### Entries supplied

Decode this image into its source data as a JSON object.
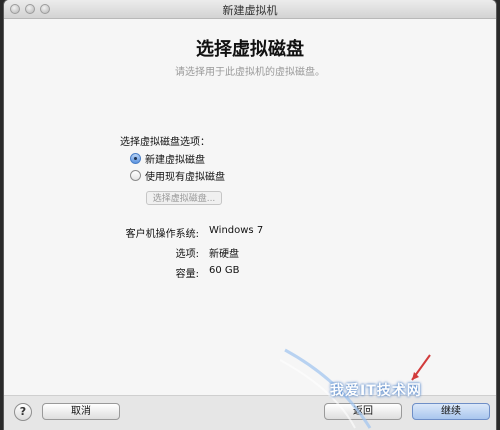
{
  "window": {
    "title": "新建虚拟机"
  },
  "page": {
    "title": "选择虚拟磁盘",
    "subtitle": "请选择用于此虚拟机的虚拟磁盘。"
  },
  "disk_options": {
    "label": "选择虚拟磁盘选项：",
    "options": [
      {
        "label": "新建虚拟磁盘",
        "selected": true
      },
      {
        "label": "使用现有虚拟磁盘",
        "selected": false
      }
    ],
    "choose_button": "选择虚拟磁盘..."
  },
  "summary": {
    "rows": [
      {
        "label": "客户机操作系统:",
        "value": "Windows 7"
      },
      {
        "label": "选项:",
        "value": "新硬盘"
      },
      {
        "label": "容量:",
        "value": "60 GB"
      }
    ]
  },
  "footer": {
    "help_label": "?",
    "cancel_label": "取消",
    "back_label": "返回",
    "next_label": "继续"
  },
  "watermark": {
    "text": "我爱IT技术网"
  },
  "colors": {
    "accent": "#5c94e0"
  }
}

### Short problem
Transcribe the full listing character for character. Pictures are excluded.

### Result of the task
Decode this image into its source data as a JSON object.
{
  "window": {
    "title": "新建虚拟机"
  },
  "page": {
    "title": "选择虚拟磁盘",
    "subtitle": "请选择用于此虚拟机的虚拟磁盘。"
  },
  "disk_options": {
    "label": "选择虚拟磁盘选项：",
    "options": [
      {
        "label": "新建虚拟磁盘",
        "selected": true
      },
      {
        "label": "使用现有虚拟磁盘",
        "selected": false
      }
    ],
    "choose_button": "选择虚拟磁盘..."
  },
  "summary": {
    "rows": [
      {
        "label": "客户机操作系统:",
        "value": "Windows 7"
      },
      {
        "label": "选项:",
        "value": "新硬盘"
      },
      {
        "label": "容量:",
        "value": "60 GB"
      }
    ]
  },
  "footer": {
    "help_label": "?",
    "cancel_label": "取消",
    "back_label": "返回",
    "next_label": "继续"
  },
  "watermark": {
    "text": "我爱IT技术网"
  },
  "colors": {
    "accent": "#5c94e0"
  }
}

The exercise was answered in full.